Given request:
Search the records below for the word "heading". Pull out each line that has it.

Dataset items:

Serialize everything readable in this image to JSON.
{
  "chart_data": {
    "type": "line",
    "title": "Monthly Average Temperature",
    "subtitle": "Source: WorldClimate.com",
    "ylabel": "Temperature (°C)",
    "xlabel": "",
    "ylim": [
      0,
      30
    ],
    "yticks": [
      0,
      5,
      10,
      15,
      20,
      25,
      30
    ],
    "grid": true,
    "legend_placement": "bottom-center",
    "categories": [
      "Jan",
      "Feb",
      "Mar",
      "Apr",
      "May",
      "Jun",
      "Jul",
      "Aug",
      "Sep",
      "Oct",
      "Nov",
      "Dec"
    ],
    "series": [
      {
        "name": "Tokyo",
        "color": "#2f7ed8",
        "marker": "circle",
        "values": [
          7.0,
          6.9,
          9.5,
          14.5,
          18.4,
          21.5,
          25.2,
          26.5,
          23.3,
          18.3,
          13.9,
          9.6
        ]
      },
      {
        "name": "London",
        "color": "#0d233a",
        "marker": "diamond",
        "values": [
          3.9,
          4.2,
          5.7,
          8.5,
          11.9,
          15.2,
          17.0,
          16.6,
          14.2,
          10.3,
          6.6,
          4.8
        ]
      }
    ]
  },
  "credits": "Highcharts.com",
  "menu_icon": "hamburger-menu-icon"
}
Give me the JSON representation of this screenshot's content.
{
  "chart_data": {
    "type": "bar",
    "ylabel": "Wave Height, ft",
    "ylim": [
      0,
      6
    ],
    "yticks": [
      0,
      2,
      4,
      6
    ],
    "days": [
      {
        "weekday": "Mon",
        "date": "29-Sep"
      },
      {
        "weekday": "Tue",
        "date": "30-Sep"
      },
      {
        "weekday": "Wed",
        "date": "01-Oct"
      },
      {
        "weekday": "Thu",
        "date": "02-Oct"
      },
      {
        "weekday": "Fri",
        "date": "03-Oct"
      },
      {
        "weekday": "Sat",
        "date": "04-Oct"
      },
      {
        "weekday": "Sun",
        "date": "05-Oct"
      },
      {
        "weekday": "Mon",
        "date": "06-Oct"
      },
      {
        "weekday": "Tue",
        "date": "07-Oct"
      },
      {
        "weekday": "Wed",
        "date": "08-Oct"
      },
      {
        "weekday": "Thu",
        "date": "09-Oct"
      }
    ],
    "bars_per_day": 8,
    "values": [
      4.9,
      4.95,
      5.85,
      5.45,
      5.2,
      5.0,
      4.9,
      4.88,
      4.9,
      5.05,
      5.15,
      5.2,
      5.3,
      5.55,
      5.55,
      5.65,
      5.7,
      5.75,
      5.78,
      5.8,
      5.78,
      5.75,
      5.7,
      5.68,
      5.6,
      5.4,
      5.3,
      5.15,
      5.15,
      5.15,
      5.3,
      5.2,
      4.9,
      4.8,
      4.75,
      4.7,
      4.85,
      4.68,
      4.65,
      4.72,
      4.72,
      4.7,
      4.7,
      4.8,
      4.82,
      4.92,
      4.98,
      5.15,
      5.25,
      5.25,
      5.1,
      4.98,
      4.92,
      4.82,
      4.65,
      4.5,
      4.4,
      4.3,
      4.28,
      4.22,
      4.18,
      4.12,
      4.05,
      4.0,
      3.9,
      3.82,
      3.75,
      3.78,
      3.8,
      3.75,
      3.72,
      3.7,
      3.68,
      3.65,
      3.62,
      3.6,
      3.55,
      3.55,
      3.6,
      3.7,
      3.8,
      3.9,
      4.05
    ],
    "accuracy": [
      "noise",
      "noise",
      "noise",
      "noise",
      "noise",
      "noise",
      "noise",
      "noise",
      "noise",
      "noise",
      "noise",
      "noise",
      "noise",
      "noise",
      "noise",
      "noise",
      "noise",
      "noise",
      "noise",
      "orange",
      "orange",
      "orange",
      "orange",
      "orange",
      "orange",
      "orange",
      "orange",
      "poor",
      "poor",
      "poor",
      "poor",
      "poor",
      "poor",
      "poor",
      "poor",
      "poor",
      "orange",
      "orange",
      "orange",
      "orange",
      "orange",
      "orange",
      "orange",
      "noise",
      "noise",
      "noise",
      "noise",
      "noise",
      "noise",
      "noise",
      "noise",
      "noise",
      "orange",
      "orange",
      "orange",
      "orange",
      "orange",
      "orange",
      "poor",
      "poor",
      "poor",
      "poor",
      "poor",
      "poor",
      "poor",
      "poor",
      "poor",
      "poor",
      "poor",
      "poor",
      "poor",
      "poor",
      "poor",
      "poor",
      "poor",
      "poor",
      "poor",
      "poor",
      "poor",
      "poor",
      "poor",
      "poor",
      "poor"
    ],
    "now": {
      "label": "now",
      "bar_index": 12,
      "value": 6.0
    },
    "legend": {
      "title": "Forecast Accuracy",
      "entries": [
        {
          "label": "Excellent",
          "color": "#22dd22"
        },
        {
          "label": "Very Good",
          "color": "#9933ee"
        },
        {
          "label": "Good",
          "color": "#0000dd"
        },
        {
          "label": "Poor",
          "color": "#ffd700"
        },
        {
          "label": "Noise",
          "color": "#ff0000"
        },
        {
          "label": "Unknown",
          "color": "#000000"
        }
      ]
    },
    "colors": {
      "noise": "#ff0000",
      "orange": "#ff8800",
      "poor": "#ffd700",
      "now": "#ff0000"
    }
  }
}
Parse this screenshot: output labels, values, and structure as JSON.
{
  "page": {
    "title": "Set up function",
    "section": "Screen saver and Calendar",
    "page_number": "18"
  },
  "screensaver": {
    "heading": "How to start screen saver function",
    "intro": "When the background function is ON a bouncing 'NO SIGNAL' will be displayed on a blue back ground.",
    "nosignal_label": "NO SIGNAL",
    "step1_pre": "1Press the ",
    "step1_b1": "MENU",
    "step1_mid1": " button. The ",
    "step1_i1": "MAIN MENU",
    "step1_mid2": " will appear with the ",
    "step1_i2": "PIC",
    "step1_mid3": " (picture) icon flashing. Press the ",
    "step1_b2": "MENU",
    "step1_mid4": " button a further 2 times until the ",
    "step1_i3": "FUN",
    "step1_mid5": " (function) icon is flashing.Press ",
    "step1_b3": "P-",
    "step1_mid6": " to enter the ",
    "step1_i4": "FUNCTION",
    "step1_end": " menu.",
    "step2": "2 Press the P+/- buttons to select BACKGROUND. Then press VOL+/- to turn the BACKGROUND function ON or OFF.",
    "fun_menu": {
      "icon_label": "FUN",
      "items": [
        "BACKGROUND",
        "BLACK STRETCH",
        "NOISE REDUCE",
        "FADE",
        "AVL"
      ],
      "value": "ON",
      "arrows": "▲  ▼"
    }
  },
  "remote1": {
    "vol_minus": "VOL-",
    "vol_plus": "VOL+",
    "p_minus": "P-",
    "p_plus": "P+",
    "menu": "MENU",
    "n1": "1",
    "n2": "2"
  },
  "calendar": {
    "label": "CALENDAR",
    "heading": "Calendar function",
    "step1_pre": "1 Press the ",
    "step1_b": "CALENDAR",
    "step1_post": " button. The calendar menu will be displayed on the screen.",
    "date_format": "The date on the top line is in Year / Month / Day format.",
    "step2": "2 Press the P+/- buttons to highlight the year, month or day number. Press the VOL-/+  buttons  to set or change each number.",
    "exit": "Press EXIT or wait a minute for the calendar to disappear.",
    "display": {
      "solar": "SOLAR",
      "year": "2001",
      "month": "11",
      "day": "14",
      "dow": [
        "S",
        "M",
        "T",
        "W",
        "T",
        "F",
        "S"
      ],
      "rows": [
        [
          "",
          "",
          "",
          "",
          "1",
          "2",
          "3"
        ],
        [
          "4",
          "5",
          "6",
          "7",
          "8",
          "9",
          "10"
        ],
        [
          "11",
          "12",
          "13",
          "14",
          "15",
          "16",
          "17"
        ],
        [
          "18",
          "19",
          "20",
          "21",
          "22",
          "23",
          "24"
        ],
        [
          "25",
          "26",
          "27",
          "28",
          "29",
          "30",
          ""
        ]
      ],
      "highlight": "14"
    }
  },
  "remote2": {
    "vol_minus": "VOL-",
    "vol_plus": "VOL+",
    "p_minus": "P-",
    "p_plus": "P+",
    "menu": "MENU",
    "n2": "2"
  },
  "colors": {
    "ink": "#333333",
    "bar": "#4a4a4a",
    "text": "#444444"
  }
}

Written answer:
    "heading": "How to start screen saver function",
    "heading": "Calendar function",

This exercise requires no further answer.